[DIRECTIVE] Give every entry again, unchanged, and leave its images out.

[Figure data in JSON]
◇ ◇ ◇ ◇ ◇ ◇ ◇

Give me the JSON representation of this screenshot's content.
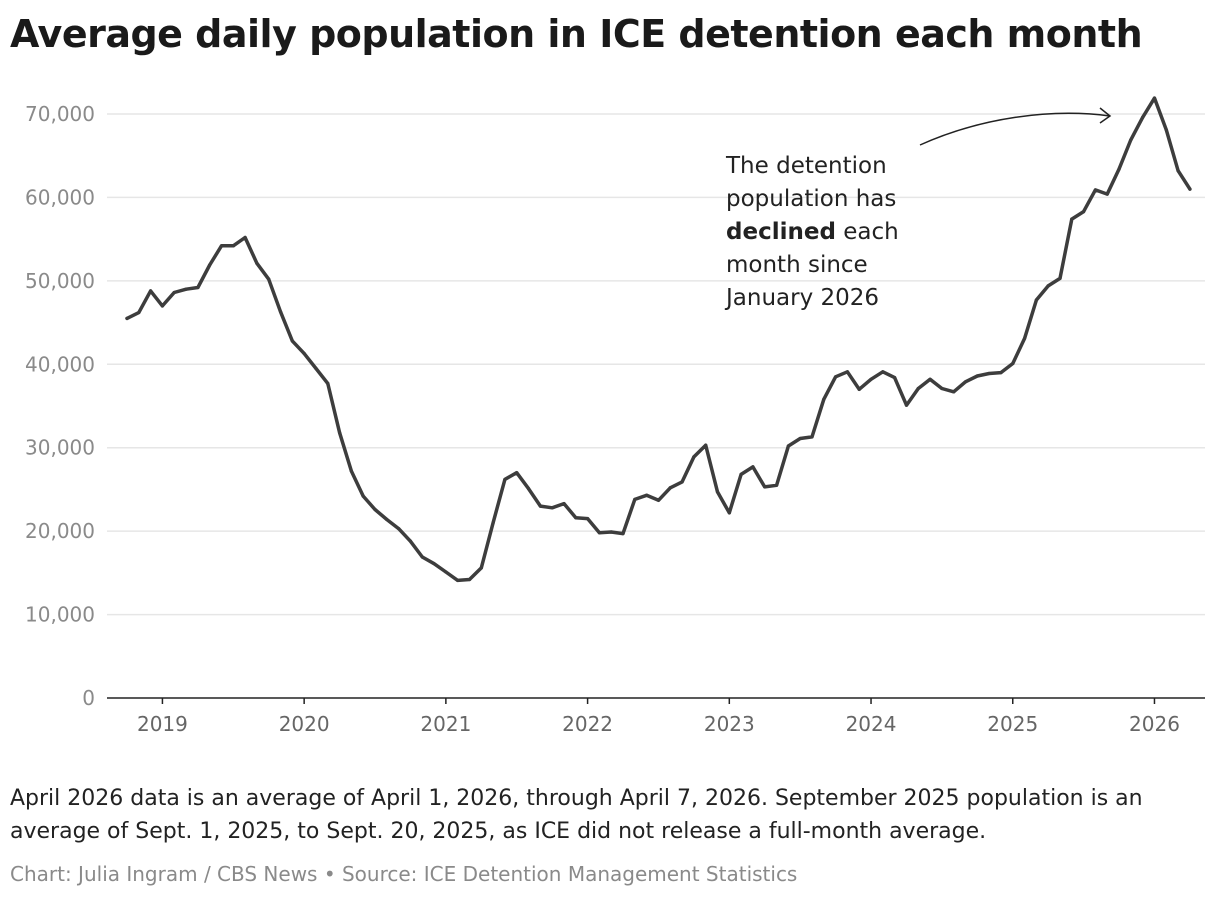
{
  "chart_data": {
    "type": "line",
    "title": "Average daily population in ICE detention each month",
    "xlabel": "",
    "ylabel": "",
    "ylim": [
      0,
      70000
    ],
    "yticks": [
      0,
      10000,
      20000,
      30000,
      40000,
      50000,
      60000,
      70000
    ],
    "ytick_labels": [
      "0",
      "10,000",
      "20,000",
      "30,000",
      "40,000",
      "50,000",
      "60,000",
      "70,000"
    ],
    "xtick_labels": [
      "2019",
      "2020",
      "2021",
      "2022",
      "2023",
      "2024",
      "2025",
      "2026"
    ],
    "grid": "horizontal",
    "line_color": "#3d3d3d",
    "start_month": "2018-10",
    "x": [
      "2018-10",
      "2018-11",
      "2018-12",
      "2019-01",
      "2019-02",
      "2019-03",
      "2019-04",
      "2019-05",
      "2019-06",
      "2019-07",
      "2019-08",
      "2019-09",
      "2019-10",
      "2019-11",
      "2019-12",
      "2020-01",
      "2020-02",
      "2020-03",
      "2020-04",
      "2020-05",
      "2020-06",
      "2020-07",
      "2020-08",
      "2020-09",
      "2020-10",
      "2020-11",
      "2020-12",
      "2021-01",
      "2021-02",
      "2021-03",
      "2021-04",
      "2021-05",
      "2021-06",
      "2021-07",
      "2021-08",
      "2021-09",
      "2021-10",
      "2021-11",
      "2021-12",
      "2022-01",
      "2022-02",
      "2022-03",
      "2022-04",
      "2022-05",
      "2022-06",
      "2022-07",
      "2022-08",
      "2022-09",
      "2022-10",
      "2022-11",
      "2022-12",
      "2023-01",
      "2023-02",
      "2023-03",
      "2023-04",
      "2023-05",
      "2023-06",
      "2023-07",
      "2023-08",
      "2023-09",
      "2023-10",
      "2023-11",
      "2023-12",
      "2024-01",
      "2024-02",
      "2024-03",
      "2024-04",
      "2024-05",
      "2024-06",
      "2024-07",
      "2024-08",
      "2024-09",
      "2024-10",
      "2024-11",
      "2024-12",
      "2025-01",
      "2025-02",
      "2025-03",
      "2025-04",
      "2025-05",
      "2025-06",
      "2025-07",
      "2025-08",
      "2025-09",
      "2025-10",
      "2025-11",
      "2025-12",
      "2026-01",
      "2026-02",
      "2026-03",
      "2026-04"
    ],
    "values": [
      45500,
      46200,
      48800,
      47000,
      48600,
      49000,
      49200,
      51900,
      54200,
      54200,
      55200,
      52100,
      50200,
      46300,
      42800,
      41300,
      39500,
      37700,
      31800,
      27200,
      24200,
      22600,
      21400,
      20300,
      18800,
      16900,
      16100,
      15100,
      14100,
      14200,
      15600,
      21000,
      26200,
      27000,
      25100,
      23000,
      22800,
      23300,
      21600,
      21500,
      19800,
      19900,
      19700,
      23800,
      24300,
      23700,
      25200,
      25900,
      28900,
      30300,
      24700,
      22200,
      26800,
      27700,
      25300,
      25500,
      30200,
      31100,
      31300,
      35800,
      38500,
      39100,
      37000,
      38200,
      39100,
      38400,
      35100,
      37100,
      38200,
      37100,
      36700,
      37900,
      38600,
      38900,
      39000,
      40100,
      43100,
      47700,
      49400,
      50300,
      57400,
      58300,
      60900,
      60400,
      63400,
      66900,
      69600,
      71900,
      68100,
      63200,
      61000
    ],
    "annotation": {
      "before": "The detention population has ",
      "bold": "declined",
      "after": " each month since January 2026"
    }
  },
  "note": "April 2026 data is an average of April 1, 2026, through April 7, 2026. September 2025 population is an average of Sept. 1, 2025, to Sept. 20, 2025, as ICE did not release a full-month average.",
  "credit": "Chart: Julia Ingram / CBS News • Source: ICE Detention Management Statistics"
}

◇ ◇ ◇ ◇ ◇ ◇ ◇

[WRITTEN REPLY]
Give me the JSON representation of this screenshot's content.
{
  "chart_data": {
    "type": "line",
    "title": "Average daily population in ICE detention each month",
    "xlabel": "",
    "ylabel": "",
    "ylim": [
      0,
      70000
    ],
    "yticks": [
      0,
      10000,
      20000,
      30000,
      40000,
      50000,
      60000,
      70000
    ],
    "ytick_labels": [
      "0",
      "10,000",
      "20,000",
      "30,000",
      "40,000",
      "50,000",
      "60,000",
      "70,000"
    ],
    "xtick_labels": [
      "2019",
      "2020",
      "2021",
      "2022",
      "2023",
      "2024",
      "2025",
      "2026"
    ],
    "grid": "horizontal",
    "line_color": "#3d3d3d",
    "start_month": "2018-10",
    "x": [
      "2018-10",
      "2018-11",
      "2018-12",
      "2019-01",
      "2019-02",
      "2019-03",
      "2019-04",
      "2019-05",
      "2019-06",
      "2019-07",
      "2019-08",
      "2019-09",
      "2019-10",
      "2019-11",
      "2019-12",
      "2020-01",
      "2020-02",
      "2020-03",
      "2020-04",
      "2020-05",
      "2020-06",
      "2020-07",
      "2020-08",
      "2020-09",
      "2020-10",
      "2020-11",
      "2020-12",
      "2021-01",
      "2021-02",
      "2021-03",
      "2021-04",
      "2021-05",
      "2021-06",
      "2021-07",
      "2021-08",
      "2021-09",
      "2021-10",
      "2021-11",
      "2021-12",
      "2022-01",
      "2022-02",
      "2022-03",
      "2022-04",
      "2022-05",
      "2022-06",
      "2022-07",
      "2022-08",
      "2022-09",
      "2022-10",
      "2022-11",
      "2022-12",
      "2023-01",
      "2023-02",
      "2023-03",
      "2023-04",
      "2023-05",
      "2023-06",
      "2023-07",
      "2023-08",
      "2023-09",
      "2023-10",
      "2023-11",
      "2023-12",
      "2024-01",
      "2024-02",
      "2024-03",
      "2024-04",
      "2024-05",
      "2024-06",
      "2024-07",
      "2024-08",
      "2024-09",
      "2024-10",
      "2024-11",
      "2024-12",
      "2025-01",
      "2025-02",
      "2025-03",
      "2025-04",
      "2025-05",
      "2025-06",
      "2025-07",
      "2025-08",
      "2025-09",
      "2025-10",
      "2025-11",
      "2025-12",
      "2026-01",
      "2026-02",
      "2026-03",
      "2026-04"
    ],
    "values": [
      45500,
      46200,
      48800,
      47000,
      48600,
      49000,
      49200,
      51900,
      54200,
      54200,
      55200,
      52100,
      50200,
      46300,
      42800,
      41300,
      39500,
      37700,
      31800,
      27200,
      24200,
      22600,
      21400,
      20300,
      18800,
      16900,
      16100,
      15100,
      14100,
      14200,
      15600,
      21000,
      26200,
      27000,
      25100,
      23000,
      22800,
      23300,
      21600,
      21500,
      19800,
      19900,
      19700,
      23800,
      24300,
      23700,
      25200,
      25900,
      28900,
      30300,
      24700,
      22200,
      26800,
      27700,
      25300,
      25500,
      30200,
      31100,
      31300,
      35800,
      38500,
      39100,
      37000,
      38200,
      39100,
      38400,
      35100,
      37100,
      38200,
      37100,
      36700,
      37900,
      38600,
      38900,
      39000,
      40100,
      43100,
      47700,
      49400,
      50300,
      57400,
      58300,
      60900,
      60400,
      63400,
      66900,
      69600,
      71900,
      68100,
      63200,
      61000
    ],
    "annotation": {
      "before": "The detention population has ",
      "bold": "declined",
      "after": " each month since January 2026"
    }
  },
  "note": "April 2026 data is an average of April 1, 2026, through April 7, 2026. September 2025 population is an average of Sept. 1, 2025, to Sept. 20, 2025, as ICE did not release a full-month average.",
  "credit": "Chart: Julia Ingram / CBS News • Source: ICE Detention Management Statistics"
}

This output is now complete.